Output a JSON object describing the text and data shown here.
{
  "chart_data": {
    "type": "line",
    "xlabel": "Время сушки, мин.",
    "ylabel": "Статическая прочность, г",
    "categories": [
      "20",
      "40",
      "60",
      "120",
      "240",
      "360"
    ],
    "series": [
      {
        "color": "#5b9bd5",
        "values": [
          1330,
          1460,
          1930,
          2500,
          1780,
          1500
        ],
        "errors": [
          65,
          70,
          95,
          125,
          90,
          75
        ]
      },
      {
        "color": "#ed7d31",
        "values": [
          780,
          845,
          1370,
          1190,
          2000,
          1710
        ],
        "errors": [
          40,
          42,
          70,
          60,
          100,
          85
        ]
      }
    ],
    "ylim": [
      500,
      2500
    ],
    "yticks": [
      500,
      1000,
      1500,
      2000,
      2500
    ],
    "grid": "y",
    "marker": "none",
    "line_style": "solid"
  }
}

______

» **Work instructions**: Extract the complete listing verbatim.

» **Exercise response**:
Output a JSON object describing the text and data shown here.
{
  "chart_data": {
    "type": "line",
    "xlabel": "Время сушки, мин.",
    "ylabel": "Статическая прочность, г",
    "categories": [
      "20",
      "40",
      "60",
      "120",
      "240",
      "360"
    ],
    "series": [
      {
        "color": "#5b9bd5",
        "values": [
          1330,
          1460,
          1930,
          2500,
          1780,
          1500
        ],
        "errors": [
          65,
          70,
          95,
          125,
          90,
          75
        ]
      },
      {
        "color": "#ed7d31",
        "values": [
          780,
          845,
          1370,
          1190,
          2000,
          1710
        ],
        "errors": [
          40,
          42,
          70,
          60,
          100,
          85
        ]
      }
    ],
    "ylim": [
      500,
      2500
    ],
    "yticks": [
      500,
      1000,
      1500,
      2000,
      2500
    ],
    "grid": "y",
    "marker": "none",
    "line_style": "solid"
  }
}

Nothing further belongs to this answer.